» PASSAGE:

◇ ◇ ◇ ◇ ◇ ◇ ◇

The Codex Frisingensis, designated by r and q or 64 (in Beuron system), is a 6th or 7th century Latin manuscript of the New Testament. The text, written on vellum, is a version of the old Latin. The manuscript contains the text of the Pauline epistles with numerous lacunae on only 26 parchment leaves.

The manuscript is variously dated. Vogels and Wordsworth dated it to the 5th or 6th century, Merk to the 7th century, Bover and Kilpatrick to the 7th or 8th century.

- Contents
Rom 14:10-15:13; 1 Cor 1:1-27; 1:28-3:5; 6:1-7:7; 15:1-1:43; 16:12-27; 2 Cor 1:1-2:10; 3:17-5:1; 7:10-8:12; 9:10-11:21; 12:14-13:10; Gal 2:5-4:3; 6:5-17; Eph 1:1-13; 1:16-2:16; 6:24; Phil 1:1-20; 1 Tim 1:12-2:15; 5:18-6:13; Hbr 6:6-7:5; 7:8-8:1; 9:27-11:7.

1 John 3:8 - 5:9.

◇ ◇ ◇ ◇ ◇ ◇ ◇

» DATA SUPPLIED:
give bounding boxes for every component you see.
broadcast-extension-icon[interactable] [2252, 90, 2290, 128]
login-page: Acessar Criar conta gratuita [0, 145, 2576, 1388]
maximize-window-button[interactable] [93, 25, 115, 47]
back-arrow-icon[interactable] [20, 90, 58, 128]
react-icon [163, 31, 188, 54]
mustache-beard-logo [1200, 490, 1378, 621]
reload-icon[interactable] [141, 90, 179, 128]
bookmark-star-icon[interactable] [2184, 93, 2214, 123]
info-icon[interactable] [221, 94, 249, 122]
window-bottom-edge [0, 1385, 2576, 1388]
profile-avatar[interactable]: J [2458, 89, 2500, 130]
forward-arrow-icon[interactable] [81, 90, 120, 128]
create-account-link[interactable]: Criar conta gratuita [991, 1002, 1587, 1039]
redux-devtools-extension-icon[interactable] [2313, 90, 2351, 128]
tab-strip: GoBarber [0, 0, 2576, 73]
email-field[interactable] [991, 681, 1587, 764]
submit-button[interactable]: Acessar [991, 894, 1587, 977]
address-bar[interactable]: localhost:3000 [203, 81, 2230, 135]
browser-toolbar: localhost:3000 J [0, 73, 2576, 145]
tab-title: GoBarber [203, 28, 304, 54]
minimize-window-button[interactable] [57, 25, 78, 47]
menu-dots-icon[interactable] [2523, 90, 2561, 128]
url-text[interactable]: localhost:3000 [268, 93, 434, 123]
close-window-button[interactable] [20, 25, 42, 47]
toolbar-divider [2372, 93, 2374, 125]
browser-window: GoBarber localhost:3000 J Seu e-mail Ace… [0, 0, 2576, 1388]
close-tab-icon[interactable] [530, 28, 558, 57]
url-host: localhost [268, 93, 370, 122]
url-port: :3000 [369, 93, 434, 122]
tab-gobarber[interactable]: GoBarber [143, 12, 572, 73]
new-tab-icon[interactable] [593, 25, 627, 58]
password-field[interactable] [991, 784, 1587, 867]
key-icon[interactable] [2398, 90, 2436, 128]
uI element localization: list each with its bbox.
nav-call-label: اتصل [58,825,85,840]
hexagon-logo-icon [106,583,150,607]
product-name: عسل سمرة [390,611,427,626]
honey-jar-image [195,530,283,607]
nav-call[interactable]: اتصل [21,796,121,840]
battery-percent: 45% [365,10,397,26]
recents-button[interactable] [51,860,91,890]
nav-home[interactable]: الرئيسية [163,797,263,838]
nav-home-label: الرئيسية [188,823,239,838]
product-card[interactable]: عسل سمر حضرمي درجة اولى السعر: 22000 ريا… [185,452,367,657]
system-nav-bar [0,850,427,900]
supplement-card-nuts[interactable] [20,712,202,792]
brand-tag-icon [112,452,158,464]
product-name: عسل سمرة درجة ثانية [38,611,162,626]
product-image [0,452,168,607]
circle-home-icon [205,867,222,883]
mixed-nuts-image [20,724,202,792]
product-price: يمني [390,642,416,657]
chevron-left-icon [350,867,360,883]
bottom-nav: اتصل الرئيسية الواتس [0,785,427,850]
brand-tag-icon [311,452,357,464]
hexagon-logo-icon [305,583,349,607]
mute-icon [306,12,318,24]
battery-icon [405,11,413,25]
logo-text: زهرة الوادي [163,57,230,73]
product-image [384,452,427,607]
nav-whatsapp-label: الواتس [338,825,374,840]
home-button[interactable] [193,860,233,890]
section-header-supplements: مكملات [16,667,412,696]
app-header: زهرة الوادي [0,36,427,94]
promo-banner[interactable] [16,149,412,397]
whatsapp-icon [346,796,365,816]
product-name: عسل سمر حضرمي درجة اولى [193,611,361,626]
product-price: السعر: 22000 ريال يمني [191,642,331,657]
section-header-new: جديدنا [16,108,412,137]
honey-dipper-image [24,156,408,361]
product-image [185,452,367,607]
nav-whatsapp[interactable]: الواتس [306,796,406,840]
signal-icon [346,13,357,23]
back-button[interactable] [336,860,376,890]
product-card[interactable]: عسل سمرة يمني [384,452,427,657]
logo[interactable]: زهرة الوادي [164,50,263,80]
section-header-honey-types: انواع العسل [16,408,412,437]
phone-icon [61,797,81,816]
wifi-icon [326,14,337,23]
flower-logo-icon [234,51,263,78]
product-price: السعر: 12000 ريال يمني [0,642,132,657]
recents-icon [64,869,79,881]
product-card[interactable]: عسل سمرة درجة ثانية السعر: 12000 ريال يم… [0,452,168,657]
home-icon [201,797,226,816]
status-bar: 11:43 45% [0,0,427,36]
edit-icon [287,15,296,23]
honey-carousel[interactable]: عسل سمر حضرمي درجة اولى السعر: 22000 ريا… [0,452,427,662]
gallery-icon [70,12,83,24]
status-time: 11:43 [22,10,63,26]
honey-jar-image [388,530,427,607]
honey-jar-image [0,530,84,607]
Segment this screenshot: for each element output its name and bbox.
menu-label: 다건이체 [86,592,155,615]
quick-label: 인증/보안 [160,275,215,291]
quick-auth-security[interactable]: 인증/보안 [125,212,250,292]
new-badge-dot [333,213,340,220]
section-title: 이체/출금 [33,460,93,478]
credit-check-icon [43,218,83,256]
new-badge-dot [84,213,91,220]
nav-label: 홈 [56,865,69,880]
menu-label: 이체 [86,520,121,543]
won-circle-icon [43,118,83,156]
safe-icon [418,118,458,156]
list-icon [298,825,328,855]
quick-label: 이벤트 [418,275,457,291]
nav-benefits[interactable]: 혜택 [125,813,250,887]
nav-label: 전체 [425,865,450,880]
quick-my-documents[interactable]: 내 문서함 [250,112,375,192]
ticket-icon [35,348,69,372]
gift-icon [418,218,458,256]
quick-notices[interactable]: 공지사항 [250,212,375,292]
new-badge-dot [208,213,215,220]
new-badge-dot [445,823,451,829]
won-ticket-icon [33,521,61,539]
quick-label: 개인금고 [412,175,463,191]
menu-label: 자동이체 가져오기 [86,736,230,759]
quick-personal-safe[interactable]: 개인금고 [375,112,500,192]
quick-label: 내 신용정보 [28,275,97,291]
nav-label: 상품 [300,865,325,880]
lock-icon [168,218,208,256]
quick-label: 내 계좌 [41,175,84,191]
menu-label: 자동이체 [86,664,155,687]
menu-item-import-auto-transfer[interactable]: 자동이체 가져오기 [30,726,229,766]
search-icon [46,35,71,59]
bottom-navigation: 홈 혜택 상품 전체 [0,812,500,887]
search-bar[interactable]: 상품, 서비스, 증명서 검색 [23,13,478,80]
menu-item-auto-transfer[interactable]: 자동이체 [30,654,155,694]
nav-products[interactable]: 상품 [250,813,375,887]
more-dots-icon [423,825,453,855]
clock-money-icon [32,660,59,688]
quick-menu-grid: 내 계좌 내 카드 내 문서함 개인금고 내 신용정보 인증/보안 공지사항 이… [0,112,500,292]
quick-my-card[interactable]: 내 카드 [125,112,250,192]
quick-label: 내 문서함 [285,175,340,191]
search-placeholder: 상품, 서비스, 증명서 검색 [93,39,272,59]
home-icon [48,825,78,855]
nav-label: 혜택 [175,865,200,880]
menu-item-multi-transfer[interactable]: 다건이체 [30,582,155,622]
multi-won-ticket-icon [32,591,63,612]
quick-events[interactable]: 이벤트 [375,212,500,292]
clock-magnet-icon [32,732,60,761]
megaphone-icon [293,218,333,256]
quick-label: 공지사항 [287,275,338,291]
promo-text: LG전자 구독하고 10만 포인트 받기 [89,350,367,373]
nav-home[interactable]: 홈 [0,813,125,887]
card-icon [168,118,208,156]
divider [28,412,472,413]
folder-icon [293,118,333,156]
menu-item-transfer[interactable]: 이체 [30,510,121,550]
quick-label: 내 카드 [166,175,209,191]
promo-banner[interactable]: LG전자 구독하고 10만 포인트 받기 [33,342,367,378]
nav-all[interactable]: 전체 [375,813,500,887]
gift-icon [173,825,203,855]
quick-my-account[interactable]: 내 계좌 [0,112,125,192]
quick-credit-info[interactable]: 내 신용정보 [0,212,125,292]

◇ ◇ ◇ ◇ ◇ ◇ ◇

» TRY IT:
Write out the Codex Frisingensis passage word for word, starting at "The Codex Frisingensis, designated" and ending at "or 8th century.".

» TASK RESPONSE:
The Codex Frisingensis, designated by r and q or 64 (in Beuron system), is a 6th or 7th century Latin manuscript of the New Testament. The text, written on vellum, is a version of the old Latin. The manuscript contains the text of the Pauline epistles with numerous lacunae on only 26 parchment leaves.

The manuscript is variously dated. Vogels and Wordsworth dated it to the 5th or 6th century, Merk to the 7th century, Bover and Kilpatrick to the 7th or 8th century.